*What you are asked to do*
The records below must be transcribed exactly. Do not include the pictures.

>>>>

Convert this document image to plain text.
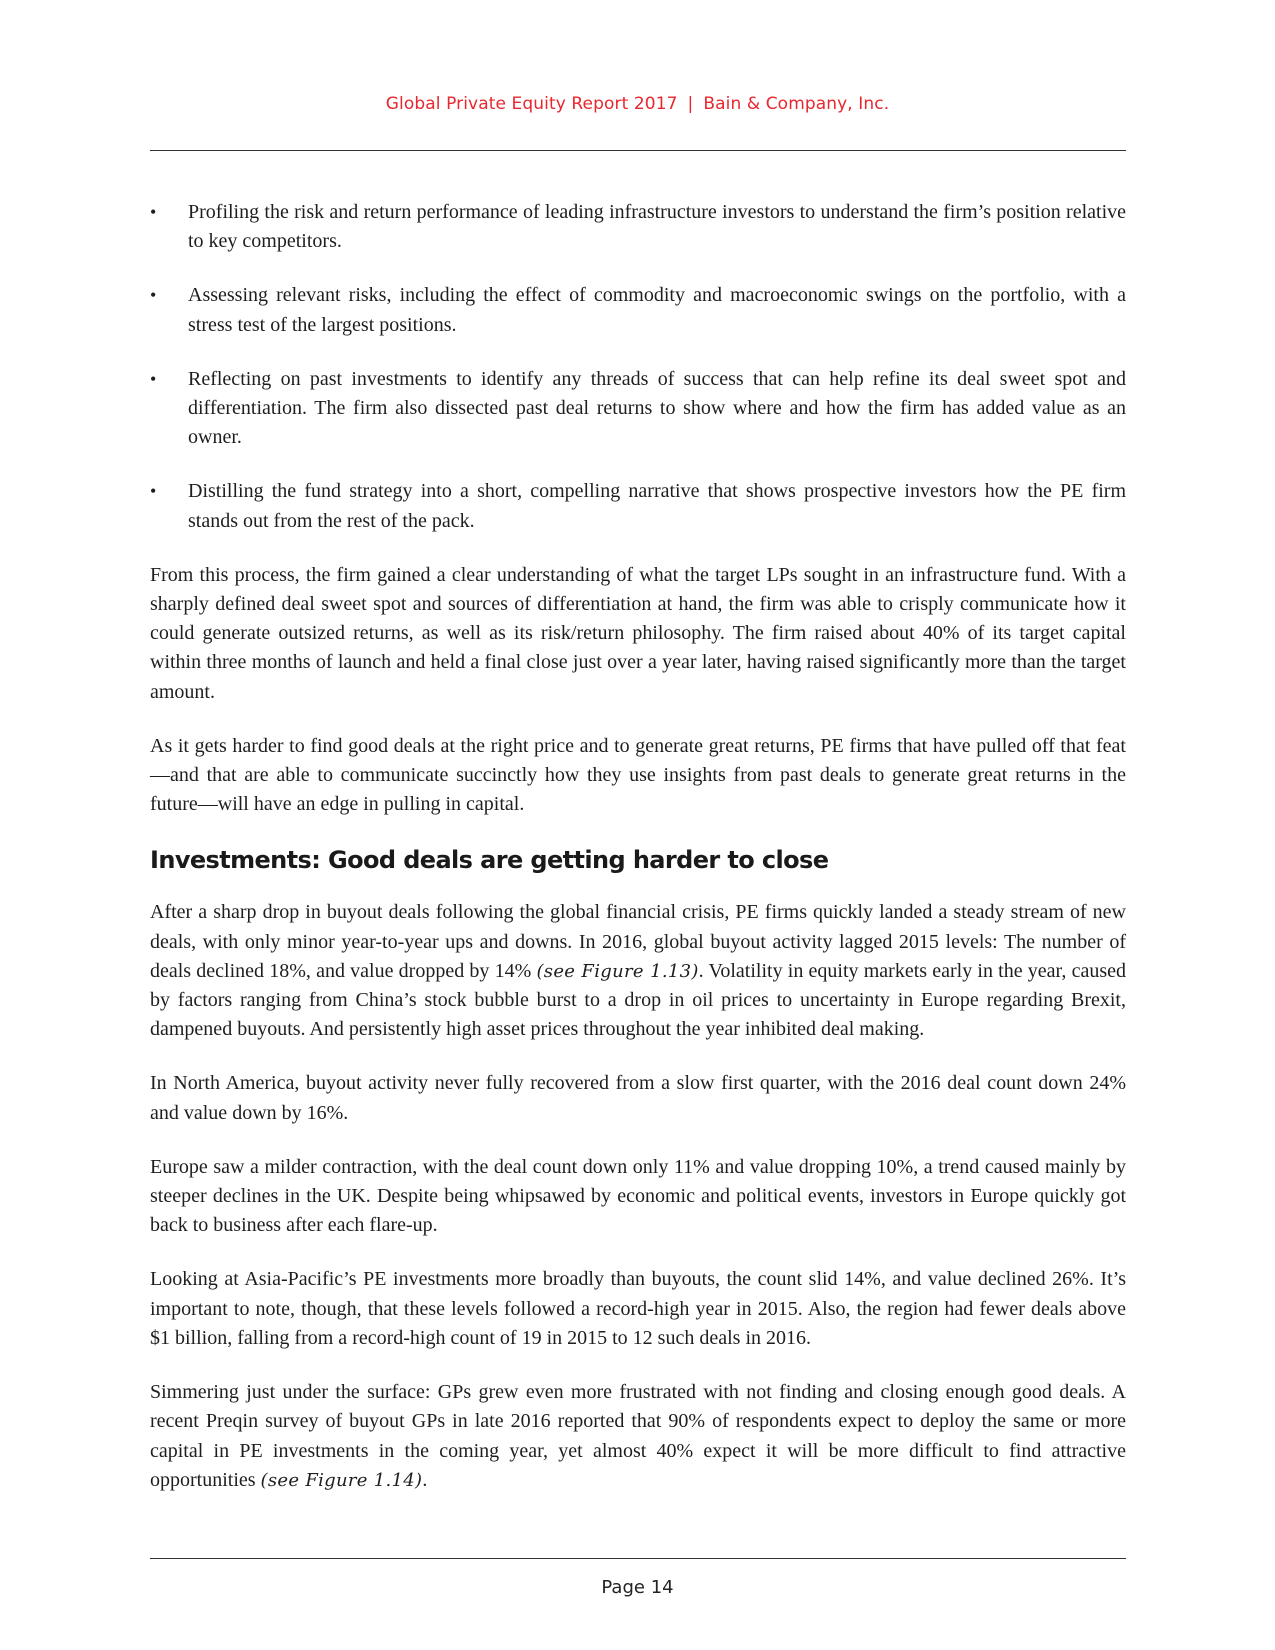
Global Private Equity Report 2017 | Bain & Company, Inc.
• Profiling the risk and return performance of leading infrastructure investors to understand the firm’s position relative to key competitors.
• Assessing relevant risks, including the effect of commodity and macroeconomic swings on the portfolio, with a stress test of the largest positions.
• Reflecting on past investments to identify any threads of success that can help refine its deal sweet spot and differentiation. The firm also dissected past deal returns to show where and how the firm has added value as an owner.
• Distilling the fund strategy into a short, compelling narrative that shows prospective investors how the PE firm stands out from the rest of the pack.

From this process, the firm gained a clear understanding of what the target LPs sought in an infrastructure fund. With a sharply defined deal sweet spot and sources of differentiation at hand, the firm was able to crisply communicate how it could generate outsized returns, as well as its risk/return philosophy. The firm raised about 40% of its target capital within three months of launch and held a final close just over a year later, having raised significantly more than the target amount.

As it gets harder to find good deals at the right price and to generate great returns, PE firms that have pulled off that feat—and that are able to communicate succinctly how they use insights from past deals to generate great returns in the future—will have an edge in pulling in capital.

Investments: Good deals are getting harder to close

After a sharp drop in buyout deals following the global financial crisis, PE firms quickly landed a steady stream of new deals, with only minor year-to-year ups and downs. In 2016, global buyout activity lagged 2015 levels: The number of deals declined 18%, and value dropped by 14% (see Figure 1.13). Volatility in equity markets early in the year, caused by factors ranging from China’s stock bubble burst to a drop in oil prices to uncertainty in Europe regarding Brexit, dampened buyouts. And persistently high asset prices throughout the year inhibited deal making.

In North America, buyout activity never fully recovered from a slow first quarter, with the 2016 deal count down 24% and value down by 16%.

Europe saw a milder contraction, with the deal count down only 11% and value dropping 10%, a trend caused mainly by steeper declines in the UK. Despite being whipsawed by economic and political events, investors in Europe quickly got back to business after each flare-up.

Looking at Asia-Pacific’s PE investments more broadly than buyouts, the count slid 14%, and value declined 26%. It’s important to note, though, that these levels followed a record-high year in 2015. Also, the region had fewer deals above $1 billion, falling from a record-high count of 19 in 2015 to 12 such deals in 2016.

Simmering just under the surface: GPs grew even more frustrated with not finding and closing enough good deals. A recent Preqin survey of buyout GPs in late 2016 reported that 90% of respondents expect to deploy the same or more capital in PE investments in the coming year, yet almost 40% expect it will be more difficult to find attractive opportunities (see Figure 1.14).

Page 14
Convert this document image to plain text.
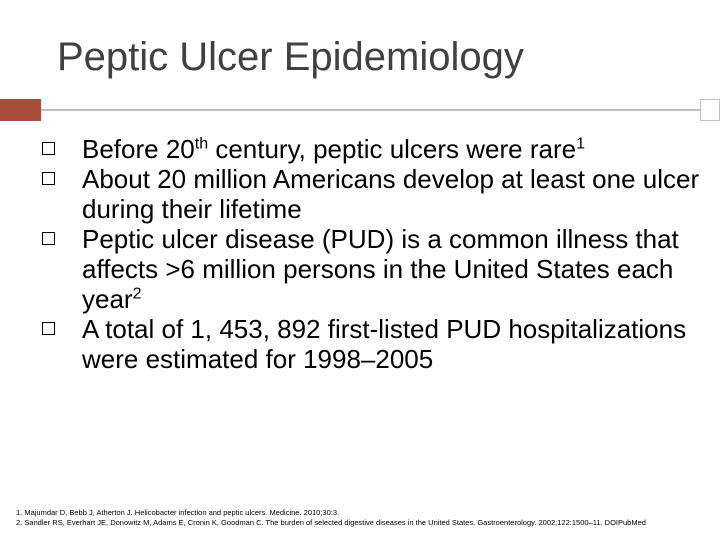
Peptic Ulcer Epidemiology
Before 20th century, peptic ulcers were rare$^1$
About 20 million Americans develop at least one ulcer during their lifetime
Peptic ulcer disease (PUD) is a common illness that affects >6 million persons in the United States each year$^2$
A total of 1, 453, 892 first-listed PUD hospitalizations were estimated for 1998–2005
1. Majumdar D, Bebb J, Atherton J. Helicobacter infection and peptic ulcers. Medicine. 2010;30:3.
2. Sandler RS, Everhart JE, Donowitz M, Adams E, Cronin K, Goodman C. The burden of selected digestive diseases in the United States. Gastroenterology. 2002;122:1500–11. DOIPubMed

<<<<

*Solved exercise*
Convert this document image to plain text.
Global Private Equity Report 2017 | Bain & Company, Inc.
• Profiling the risk and return performance of leading infrastructure investors to understand the firm’s position relative to key competitors.
• Assessing relevant risks, including the effect of commodity and macroeconomic swings on the portfolio, with a stress test of the largest positions.
• Reflecting on past investments to identify any threads of success that can help refine its deal sweet spot and differentiation. The firm also dissected past deal returns to show where and how the firm has added value as an owner.
• Distilling the fund strategy into a short, compelling narrative that shows prospective investors how the PE firm stands out from the rest of the pack.

From this process, the firm gained a clear understanding of what the target LPs sought in an infrastructure fund. With a sharply defined deal sweet spot and sources of differentiation at hand, the firm was able to crisply communicate how it could generate outsized returns, as well as its risk/return philosophy. The firm raised about 40% of its target capital within three months of launch and held a final close just over a year later, having raised significantly more than the target amount.

As it gets harder to find good deals at the right price and to generate great returns, PE firms that have pulled off that feat—and that are able to communicate succinctly how they use insights from past deals to generate great returns in the future—will have an edge in pulling in capital.

Investments: Good deals are getting harder to close

After a sharp drop in buyout deals following the global financial crisis, PE firms quickly landed a steady stream of new deals, with only minor year-to-year ups and downs. In 2016, global buyout activity lagged 2015 levels: The number of deals declined 18%, and value dropped by 14% (see Figure 1.13). Volatility in equity markets early in the year, caused by factors ranging from China’s stock bubble burst to a drop in oil prices to uncertainty in Europe regarding Brexit, dampened buyouts. And persistently high asset prices throughout the year inhibited deal making.

In North America, buyout activity never fully recovered from a slow first quarter, with the 2016 deal count down 24% and value down by 16%.

Europe saw a milder contraction, with the deal count down only 11% and value dropping 10%, a trend caused mainly by steeper declines in the UK. Despite being whipsawed by economic and political events, investors in Europe quickly got back to business after each flare-up.

Looking at Asia-Pacific’s PE investments more broadly than buyouts, the count slid 14%, and value declined 26%. It’s important to note, though, that these levels followed a record-high year in 2015. Also, the region had fewer deals above $1 billion, falling from a record-high count of 19 in 2015 to 12 such deals in 2016.

Simmering just under the surface: GPs grew even more frustrated with not finding and closing enough good deals. A recent Preqin survey of buyout GPs in late 2016 reported that 90% of respondents expect to deploy the same or more capital in PE investments in the coming year, yet almost 40% expect it will be more difficult to find attractive opportunities (see Figure 1.14).

Page 14
Convert this document image to plain text.
Peptic Ulcer Epidemiology
Before 20th century, peptic ulcers were rare$^1$
About 20 million Americans develop at least one ulcer during their lifetime
Peptic ulcer disease (PUD) is a common illness that affects >6 million persons in the United States each year$^2$
A total of 1, 453, 892 first-listed PUD hospitalizations were estimated for 1998–2005
1. Majumdar D, Bebb J, Atherton J. Helicobacter infection and peptic ulcers. Medicine. 2010;30:3.
2. Sandler RS, Everhart JE, Donowitz M, Adams E, Cronin K, Goodman C. The burden of selected digestive diseases in the United States. Gastroenterology. 2002;122:1500–11. DOIPubMed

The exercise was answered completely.